Reproduce the records from the beginning through the line containing "tree-item-connection-of-two-members[interactable]: Connection of", swapping "Deformations" for "Displacements" and keeping everything else unchanged.

▸ Given records:
——

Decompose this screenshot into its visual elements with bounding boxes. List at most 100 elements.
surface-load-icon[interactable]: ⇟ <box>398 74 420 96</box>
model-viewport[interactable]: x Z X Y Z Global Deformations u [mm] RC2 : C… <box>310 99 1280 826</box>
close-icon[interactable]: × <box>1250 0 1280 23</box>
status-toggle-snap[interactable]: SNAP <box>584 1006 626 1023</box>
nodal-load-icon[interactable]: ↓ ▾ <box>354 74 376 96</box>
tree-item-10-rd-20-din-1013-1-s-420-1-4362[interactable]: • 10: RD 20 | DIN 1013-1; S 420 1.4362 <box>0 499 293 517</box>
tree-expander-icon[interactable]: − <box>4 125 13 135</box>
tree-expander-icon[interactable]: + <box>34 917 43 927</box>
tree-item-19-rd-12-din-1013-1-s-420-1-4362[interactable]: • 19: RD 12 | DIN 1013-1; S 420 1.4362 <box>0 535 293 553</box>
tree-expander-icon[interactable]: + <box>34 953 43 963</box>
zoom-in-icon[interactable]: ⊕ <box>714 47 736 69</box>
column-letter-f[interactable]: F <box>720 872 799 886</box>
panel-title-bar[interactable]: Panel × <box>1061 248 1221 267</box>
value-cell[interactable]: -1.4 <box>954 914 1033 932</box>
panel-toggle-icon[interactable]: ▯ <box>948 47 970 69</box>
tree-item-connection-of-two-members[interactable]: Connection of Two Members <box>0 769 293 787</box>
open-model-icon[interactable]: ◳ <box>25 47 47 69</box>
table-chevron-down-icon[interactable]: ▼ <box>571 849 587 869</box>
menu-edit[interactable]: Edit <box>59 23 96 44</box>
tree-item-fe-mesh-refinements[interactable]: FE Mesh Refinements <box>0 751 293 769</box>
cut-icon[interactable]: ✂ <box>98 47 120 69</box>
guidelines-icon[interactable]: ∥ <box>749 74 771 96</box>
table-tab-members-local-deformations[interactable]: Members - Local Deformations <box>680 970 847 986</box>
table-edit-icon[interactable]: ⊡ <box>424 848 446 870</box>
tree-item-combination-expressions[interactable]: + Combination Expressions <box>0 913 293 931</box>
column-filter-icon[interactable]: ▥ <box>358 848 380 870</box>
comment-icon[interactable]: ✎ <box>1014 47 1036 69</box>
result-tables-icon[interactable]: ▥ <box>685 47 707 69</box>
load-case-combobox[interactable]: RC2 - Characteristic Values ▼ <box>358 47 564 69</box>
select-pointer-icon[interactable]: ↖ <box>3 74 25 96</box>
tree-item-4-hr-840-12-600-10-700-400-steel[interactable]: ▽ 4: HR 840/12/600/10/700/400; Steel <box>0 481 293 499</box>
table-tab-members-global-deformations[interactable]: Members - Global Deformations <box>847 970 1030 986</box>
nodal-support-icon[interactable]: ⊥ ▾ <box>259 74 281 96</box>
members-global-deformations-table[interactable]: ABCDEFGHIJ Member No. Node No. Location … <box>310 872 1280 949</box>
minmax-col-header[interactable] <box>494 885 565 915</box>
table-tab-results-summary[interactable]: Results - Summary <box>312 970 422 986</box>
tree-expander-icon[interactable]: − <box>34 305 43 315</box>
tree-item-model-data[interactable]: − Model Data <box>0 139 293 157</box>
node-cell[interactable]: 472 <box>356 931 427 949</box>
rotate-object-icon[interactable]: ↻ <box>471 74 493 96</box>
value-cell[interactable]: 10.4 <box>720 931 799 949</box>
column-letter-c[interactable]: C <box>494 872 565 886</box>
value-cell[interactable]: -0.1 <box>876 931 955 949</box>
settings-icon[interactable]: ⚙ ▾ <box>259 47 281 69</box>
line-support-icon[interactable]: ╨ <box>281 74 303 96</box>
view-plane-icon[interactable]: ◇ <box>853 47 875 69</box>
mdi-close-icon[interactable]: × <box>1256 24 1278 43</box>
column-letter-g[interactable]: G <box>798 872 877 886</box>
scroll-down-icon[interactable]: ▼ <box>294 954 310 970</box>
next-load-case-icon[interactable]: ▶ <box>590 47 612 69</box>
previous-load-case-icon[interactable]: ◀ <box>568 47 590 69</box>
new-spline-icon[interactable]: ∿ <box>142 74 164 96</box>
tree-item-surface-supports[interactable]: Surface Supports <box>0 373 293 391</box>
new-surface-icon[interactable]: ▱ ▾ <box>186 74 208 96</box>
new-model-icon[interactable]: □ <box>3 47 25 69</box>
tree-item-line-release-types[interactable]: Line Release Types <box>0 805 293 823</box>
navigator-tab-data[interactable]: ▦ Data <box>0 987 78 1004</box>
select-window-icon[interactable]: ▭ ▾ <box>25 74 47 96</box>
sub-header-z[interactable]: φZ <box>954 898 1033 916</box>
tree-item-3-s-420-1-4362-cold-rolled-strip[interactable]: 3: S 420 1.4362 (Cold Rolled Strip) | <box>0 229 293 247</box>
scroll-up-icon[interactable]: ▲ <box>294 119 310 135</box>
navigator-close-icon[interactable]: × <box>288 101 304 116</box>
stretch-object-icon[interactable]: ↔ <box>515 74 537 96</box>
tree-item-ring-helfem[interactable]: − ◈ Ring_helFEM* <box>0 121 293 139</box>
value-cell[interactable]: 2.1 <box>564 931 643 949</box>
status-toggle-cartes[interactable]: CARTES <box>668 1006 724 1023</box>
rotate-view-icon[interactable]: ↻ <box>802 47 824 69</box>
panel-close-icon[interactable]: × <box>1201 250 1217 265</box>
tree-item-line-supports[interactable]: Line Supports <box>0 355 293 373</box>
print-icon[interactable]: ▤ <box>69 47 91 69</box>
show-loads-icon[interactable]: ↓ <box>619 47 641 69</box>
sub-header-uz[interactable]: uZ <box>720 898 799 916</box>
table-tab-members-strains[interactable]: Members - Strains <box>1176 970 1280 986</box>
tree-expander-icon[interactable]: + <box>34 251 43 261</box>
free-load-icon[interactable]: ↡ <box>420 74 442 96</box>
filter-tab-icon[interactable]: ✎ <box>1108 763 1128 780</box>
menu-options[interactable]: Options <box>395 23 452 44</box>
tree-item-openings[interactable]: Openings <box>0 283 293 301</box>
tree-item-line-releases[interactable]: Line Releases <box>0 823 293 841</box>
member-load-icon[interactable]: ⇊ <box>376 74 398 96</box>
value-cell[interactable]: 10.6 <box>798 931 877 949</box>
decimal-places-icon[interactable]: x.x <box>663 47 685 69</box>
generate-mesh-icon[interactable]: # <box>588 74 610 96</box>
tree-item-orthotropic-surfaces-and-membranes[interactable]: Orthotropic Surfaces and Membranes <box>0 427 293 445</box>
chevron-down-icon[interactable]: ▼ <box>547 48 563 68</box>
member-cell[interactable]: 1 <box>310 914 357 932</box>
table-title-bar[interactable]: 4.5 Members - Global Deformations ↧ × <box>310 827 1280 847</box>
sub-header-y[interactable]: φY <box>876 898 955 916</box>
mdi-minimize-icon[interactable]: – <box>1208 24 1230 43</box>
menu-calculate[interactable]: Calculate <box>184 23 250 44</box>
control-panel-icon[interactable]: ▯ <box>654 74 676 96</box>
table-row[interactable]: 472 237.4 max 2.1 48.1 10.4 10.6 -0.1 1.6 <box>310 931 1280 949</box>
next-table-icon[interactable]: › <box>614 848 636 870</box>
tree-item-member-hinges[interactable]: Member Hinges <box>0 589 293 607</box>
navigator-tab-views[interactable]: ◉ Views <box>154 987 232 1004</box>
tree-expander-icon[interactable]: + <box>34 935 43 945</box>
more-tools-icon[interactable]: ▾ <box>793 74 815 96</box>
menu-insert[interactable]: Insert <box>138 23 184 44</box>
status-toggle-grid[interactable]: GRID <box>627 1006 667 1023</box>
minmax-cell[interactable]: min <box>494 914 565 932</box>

——

▸ Right answer:
Decompose this screenshot into its visual elements with bounding boxes. List at most 100 elements.
surface-load-icon[interactable]: ⇟ <box>398 74 420 96</box>
model-viewport[interactable]: x Z X Y Z Global Displacements u [mm] RC2 : C… <box>310 99 1280 826</box>
close-icon[interactable]: × <box>1250 0 1280 23</box>
status-toggle-snap[interactable]: SNAP <box>584 1006 626 1023</box>
nodal-load-icon[interactable]: ↓ ▾ <box>354 74 376 96</box>
tree-item-10-rd-20-din-1013-1-s-420-1-4362[interactable]: • 10: RD 20 | DIN 1013-1; S 420 1.4362 <box>0 499 293 517</box>
tree-expander-icon[interactable]: − <box>4 125 13 135</box>
tree-expander-icon[interactable]: + <box>34 917 43 927</box>
tree-item-19-rd-12-din-1013-1-s-420-1-4362[interactable]: • 19: RD 12 | DIN 1013-1; S 420 1.4362 <box>0 535 293 553</box>
tree-expander-icon[interactable]: + <box>34 953 43 963</box>
zoom-in-icon[interactable]: ⊕ <box>714 47 736 69</box>
column-letter-f[interactable]: F <box>720 872 799 886</box>
panel-title-bar[interactable]: Panel × <box>1061 248 1221 267</box>
value-cell[interactable]: -1.4 <box>954 914 1033 932</box>
panel-toggle-icon[interactable]: ▯ <box>948 47 970 69</box>
tree-item-connection-of-two-members[interactable]: Connection of Two Members <box>0 769 293 787</box>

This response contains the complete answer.